THE TASK: Wherever "piaskiem" appears in a line, list that line.

RAW RECORDS:

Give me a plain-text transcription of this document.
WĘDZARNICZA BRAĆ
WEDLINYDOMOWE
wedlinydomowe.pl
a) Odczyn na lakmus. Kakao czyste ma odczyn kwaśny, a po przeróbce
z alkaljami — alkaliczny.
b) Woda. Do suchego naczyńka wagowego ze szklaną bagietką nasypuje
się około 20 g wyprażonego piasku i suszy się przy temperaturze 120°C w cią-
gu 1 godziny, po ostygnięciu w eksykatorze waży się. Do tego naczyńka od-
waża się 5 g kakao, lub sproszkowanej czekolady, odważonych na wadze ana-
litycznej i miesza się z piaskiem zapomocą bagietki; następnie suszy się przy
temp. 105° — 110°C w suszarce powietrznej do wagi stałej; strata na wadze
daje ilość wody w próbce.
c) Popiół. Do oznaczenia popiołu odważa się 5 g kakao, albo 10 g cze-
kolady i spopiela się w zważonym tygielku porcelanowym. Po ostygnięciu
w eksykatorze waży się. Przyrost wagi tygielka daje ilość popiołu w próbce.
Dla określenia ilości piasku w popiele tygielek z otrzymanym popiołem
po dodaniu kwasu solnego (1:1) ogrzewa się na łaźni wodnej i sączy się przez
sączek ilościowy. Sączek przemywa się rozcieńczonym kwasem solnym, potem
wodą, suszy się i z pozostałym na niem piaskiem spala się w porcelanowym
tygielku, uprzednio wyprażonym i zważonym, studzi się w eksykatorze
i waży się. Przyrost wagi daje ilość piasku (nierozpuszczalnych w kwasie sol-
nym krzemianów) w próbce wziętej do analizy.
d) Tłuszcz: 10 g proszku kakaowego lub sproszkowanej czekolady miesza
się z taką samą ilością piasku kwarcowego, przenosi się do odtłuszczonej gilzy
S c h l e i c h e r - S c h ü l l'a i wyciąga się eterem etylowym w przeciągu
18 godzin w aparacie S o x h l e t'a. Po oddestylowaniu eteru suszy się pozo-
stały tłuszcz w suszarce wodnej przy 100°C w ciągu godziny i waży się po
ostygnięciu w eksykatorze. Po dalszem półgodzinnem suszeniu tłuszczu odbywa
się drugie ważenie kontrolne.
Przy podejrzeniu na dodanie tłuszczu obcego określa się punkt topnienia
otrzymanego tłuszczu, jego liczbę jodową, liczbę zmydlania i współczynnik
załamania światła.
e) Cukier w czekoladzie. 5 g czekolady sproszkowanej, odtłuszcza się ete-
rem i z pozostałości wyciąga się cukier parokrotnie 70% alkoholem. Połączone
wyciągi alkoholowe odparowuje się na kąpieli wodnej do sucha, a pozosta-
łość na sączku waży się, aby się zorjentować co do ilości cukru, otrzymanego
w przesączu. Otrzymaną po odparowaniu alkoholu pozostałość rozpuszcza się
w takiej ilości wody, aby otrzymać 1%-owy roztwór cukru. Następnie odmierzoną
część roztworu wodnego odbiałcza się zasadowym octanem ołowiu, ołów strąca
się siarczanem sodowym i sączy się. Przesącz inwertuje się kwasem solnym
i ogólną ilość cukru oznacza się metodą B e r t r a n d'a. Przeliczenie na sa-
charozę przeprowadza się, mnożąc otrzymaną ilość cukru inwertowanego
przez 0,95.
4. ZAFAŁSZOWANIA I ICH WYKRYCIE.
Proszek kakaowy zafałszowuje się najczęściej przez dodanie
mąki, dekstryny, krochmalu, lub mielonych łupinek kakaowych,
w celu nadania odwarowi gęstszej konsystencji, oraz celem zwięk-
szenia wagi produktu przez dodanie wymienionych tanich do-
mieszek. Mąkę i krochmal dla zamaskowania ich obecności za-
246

RESULT OF THE TASK:
litycznej i miesza się z piaskiem zapomocą bagietki; następnie suszy się przy
wodą, suszy się i z pozostałym na niem piaskiem spala się w porcelanowym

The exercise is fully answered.